• **Request**
The data must be returned in full and exactly as given.

— Begin Material provided —

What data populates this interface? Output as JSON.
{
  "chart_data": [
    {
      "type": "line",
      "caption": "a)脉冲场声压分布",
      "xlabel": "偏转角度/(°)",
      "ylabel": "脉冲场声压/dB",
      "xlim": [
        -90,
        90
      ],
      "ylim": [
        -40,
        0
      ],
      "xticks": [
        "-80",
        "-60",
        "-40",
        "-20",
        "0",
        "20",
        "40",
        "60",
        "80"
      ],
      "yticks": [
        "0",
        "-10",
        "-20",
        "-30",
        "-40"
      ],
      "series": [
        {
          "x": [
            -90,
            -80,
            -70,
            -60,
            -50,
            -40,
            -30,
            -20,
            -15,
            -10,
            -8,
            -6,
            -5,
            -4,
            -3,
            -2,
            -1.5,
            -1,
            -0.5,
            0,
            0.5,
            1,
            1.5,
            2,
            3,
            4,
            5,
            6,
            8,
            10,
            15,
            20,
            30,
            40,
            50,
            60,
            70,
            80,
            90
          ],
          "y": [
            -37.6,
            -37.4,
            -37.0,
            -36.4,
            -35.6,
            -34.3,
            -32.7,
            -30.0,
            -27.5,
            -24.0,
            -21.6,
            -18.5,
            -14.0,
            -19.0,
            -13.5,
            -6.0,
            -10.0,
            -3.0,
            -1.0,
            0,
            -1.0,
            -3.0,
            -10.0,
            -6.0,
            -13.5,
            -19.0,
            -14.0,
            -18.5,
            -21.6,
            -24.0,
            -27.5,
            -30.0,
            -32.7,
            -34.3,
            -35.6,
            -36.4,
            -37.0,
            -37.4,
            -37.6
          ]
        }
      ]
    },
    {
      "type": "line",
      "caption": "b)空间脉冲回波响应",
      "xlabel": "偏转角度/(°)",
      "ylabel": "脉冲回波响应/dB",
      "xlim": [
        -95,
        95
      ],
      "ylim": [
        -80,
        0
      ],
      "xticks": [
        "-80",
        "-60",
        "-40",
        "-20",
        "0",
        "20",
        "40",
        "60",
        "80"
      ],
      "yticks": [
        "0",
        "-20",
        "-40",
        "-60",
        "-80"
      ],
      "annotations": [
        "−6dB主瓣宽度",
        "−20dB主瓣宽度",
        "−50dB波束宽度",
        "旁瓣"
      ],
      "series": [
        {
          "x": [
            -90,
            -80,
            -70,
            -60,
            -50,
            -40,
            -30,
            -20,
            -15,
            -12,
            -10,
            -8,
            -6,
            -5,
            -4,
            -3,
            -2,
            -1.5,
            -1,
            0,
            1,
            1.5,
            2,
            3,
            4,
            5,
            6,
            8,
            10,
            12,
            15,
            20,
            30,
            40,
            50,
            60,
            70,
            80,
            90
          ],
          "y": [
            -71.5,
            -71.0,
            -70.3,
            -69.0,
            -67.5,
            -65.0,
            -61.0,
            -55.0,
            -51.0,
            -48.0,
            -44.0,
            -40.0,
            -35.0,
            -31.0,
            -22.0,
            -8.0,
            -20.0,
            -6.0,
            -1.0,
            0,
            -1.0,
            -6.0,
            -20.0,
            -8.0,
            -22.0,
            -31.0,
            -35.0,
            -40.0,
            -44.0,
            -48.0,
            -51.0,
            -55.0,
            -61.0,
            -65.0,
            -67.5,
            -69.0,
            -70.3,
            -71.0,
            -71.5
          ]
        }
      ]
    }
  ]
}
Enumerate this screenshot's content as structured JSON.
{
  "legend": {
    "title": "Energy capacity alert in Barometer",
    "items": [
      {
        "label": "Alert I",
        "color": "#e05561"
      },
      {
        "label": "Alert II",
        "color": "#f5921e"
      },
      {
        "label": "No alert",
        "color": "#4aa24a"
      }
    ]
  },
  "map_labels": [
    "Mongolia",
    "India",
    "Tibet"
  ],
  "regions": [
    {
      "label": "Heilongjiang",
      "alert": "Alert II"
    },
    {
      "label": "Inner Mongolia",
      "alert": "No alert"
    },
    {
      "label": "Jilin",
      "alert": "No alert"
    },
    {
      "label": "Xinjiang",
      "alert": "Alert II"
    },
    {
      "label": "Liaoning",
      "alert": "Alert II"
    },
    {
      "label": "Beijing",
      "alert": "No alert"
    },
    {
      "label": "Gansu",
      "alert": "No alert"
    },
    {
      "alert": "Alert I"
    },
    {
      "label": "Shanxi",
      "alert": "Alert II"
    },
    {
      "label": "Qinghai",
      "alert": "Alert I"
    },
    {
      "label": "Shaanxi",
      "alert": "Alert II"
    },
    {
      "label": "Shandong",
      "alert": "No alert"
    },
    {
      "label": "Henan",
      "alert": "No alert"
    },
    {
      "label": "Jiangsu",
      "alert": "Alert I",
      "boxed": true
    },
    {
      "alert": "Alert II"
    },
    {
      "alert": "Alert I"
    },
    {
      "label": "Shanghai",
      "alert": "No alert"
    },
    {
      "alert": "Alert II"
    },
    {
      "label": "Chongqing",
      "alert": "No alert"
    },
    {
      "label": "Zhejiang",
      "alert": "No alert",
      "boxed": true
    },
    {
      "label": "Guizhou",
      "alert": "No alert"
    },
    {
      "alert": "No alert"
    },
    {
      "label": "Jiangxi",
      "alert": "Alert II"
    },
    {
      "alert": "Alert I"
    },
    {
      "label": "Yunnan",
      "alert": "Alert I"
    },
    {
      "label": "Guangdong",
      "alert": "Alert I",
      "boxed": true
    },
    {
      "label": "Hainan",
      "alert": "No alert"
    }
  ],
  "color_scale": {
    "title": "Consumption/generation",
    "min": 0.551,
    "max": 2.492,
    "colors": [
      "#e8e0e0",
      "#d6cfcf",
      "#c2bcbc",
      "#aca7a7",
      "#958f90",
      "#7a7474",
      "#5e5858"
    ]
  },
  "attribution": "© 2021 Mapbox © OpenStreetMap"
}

— End Material provided —

• **Task response**
What data populates this interface? Output as JSON.
{
  "chart_data": [
    {
      "type": "line",
      "caption": "a)脉冲场声压分布",
      "xlabel": "偏转角度/(°)",
      "ylabel": "脉冲场声压/dB",
      "xlim": [
        -90,
        90
      ],
      "ylim": [
        -40,
        0
      ],
      "xticks": [
        "-80",
        "-60",
        "-40",
        "-20",
        "0",
        "20",
        "40",
        "60",
        "80"
      ],
      "yticks": [
        "0",
        "-10",
        "-20",
        "-30",
        "-40"
      ],
      "series": [
        {
          "x": [
            -90,
            -80,
            -70,
            -60,
            -50,
            -40,
            -30,
            -20,
            -15,
            -10,
            -8,
            -6,
            -5,
            -4,
            -3,
            -2,
            -1.5,
            -1,
            -0.5,
            0,
            0.5,
            1,
            1.5,
            2,
            3,
            4,
            5,
            6,
            8,
            10,
            15,
            20,
            30,
            40,
            50,
            60,
            70,
            80,
            90
          ],
          "y": [
            -37.6,
            -37.4,
            -37.0,
            -36.4,
            -35.6,
            -34.3,
            -32.7,
            -30.0,
            -27.5,
            -24.0,
            -21.6,
            -18.5,
            -14.0,
            -19.0,
            -13.5,
            -6.0,
            -10.0,
            -3.0,
            -1.0,
            0,
            -1.0,
            -3.0,
            -10.0,
            -6.0,
            -13.5,
            -19.0,
            -14.0,
            -18.5,
            -21.6,
            -24.0,
            -27.5,
            -30.0,
            -32.7,
            -34.3,
            -35.6,
            -36.4,
            -37.0,
            -37.4,
            -37.6
          ]
        }
      ]
    },
    {
      "type": "line",
      "caption": "b)空间脉冲回波响应",
      "xlabel": "偏转角度/(°)",
      "ylabel": "脉冲回波响应/dB",
      "xlim": [
        -95,
        95
      ],
      "ylim": [
        -80,
        0
      ],
      "xticks": [
        "-80",
        "-60",
        "-40",
        "-20",
        "0",
        "20",
        "40",
        "60",
        "80"
      ],
      "yticks": [
        "0",
        "-20",
        "-40",
        "-60",
        "-80"
      ],
      "annotations": [
        "−6dB主瓣宽度",
        "−20dB主瓣宽度",
        "−50dB波束宽度",
        "旁瓣"
      ],
      "series": [
        {
          "x": [
            -90,
            -80,
            -70,
            -60,
            -50,
            -40,
            -30,
            -20,
            -15,
            -12,
            -10,
            -8,
            -6,
            -5,
            -4,
            -3,
            -2,
            -1.5,
            -1,
            0,
            1,
            1.5,
            2,
            3,
            4,
            5,
            6,
            8,
            10,
            12,
            15,
            20,
            30,
            40,
            50,
            60,
            70,
            80,
            90
          ],
          "y": [
            -71.5,
            -71.0,
            -70.3,
            -69.0,
            -67.5,
            -65.0,
            -61.0,
            -55.0,
            -51.0,
            -48.0,
            -44.0,
            -40.0,
            -35.0,
            -31.0,
            -22.0,
            -8.0,
            -20.0,
            -6.0,
            -1.0,
            0,
            -1.0,
            -6.0,
            -20.0,
            -8.0,
            -22.0,
            -31.0,
            -35.0,
            -40.0,
            -44.0,
            -48.0,
            -51.0,
            -55.0,
            -61.0,
            -65.0,
            -67.5,
            -69.0,
            -70.3,
            -71.0,
            -71.5
          ]
        }
      ]
    }
  ]
}
Enumerate this screenshot's content as structured JSON.
{
  "legend": {
    "title": "Energy capacity alert in Barometer",
    "items": [
      {
        "label": "Alert I",
        "color": "#e05561"
      },
      {
        "label": "Alert II",
        "color": "#f5921e"
      },
      {
        "label": "No alert",
        "color": "#4aa24a"
      }
    ]
  },
  "map_labels": [
    "Mongolia",
    "India",
    "Tibet"
  ],
  "regions": [
    {
      "label": "Heilongjiang",
      "alert": "Alert II"
    },
    {
      "label": "Inner Mongolia",
      "alert": "No alert"
    },
    {
      "label": "Jilin",
      "alert": "No alert"
    },
    {
      "label": "Xinjiang",
      "alert": "Alert II"
    },
    {
      "label": "Liaoning",
      "alert": "Alert II"
    },
    {
      "label": "Beijing",
      "alert": "No alert"
    },
    {
      "label": "Gansu",
      "alert": "No alert"
    },
    {
      "alert": "Alert I"
    },
    {
      "label": "Shanxi",
      "alert": "Alert II"
    },
    {
      "label": "Qinghai",
      "alert": "Alert I"
    },
    {
      "label": "Shaanxi",
      "alert": "Alert II"
    },
    {
      "label": "Shandong",
      "alert": "No alert"
    },
    {
      "label": "Henan",
      "alert": "No alert"
    },
    {
      "label": "Jiangsu",
      "alert": "Alert I",
      "boxed": true
    },
    {
      "alert": "Alert II"
    },
    {
      "alert": "Alert I"
    },
    {
      "label": "Shanghai",
      "alert": "No alert"
    },
    {
      "alert": "Alert II"
    },
    {
      "label": "Chongqing",
      "alert": "No alert"
    },
    {
      "label": "Zhejiang",
      "alert": "No alert",
      "boxed": true
    },
    {
      "label": "Guizhou",
      "alert": "No alert"
    },
    {
      "alert": "No alert"
    },
    {
      "label": "Jiangxi",
      "alert": "Alert II"
    },
    {
      "alert": "Alert I"
    },
    {
      "label": "Yunnan",
      "alert": "Alert I"
    },
    {
      "label": "Guangdong",
      "alert": "Alert I",
      "boxed": true
    },
    {
      "label": "Hainan",
      "alert": "No alert"
    }
  ],
  "color_scale": {
    "title": "Consumption/generation",
    "min": 0.551,
    "max": 2.492,
    "colors": [
      "#e8e0e0",
      "#d6cfcf",
      "#c2bcbc",
      "#aca7a7",
      "#958f90",
      "#7a7474",
      "#5e5858"
    ]
  },
  "attribution": "© 2021 Mapbox © OpenStreetMap"
}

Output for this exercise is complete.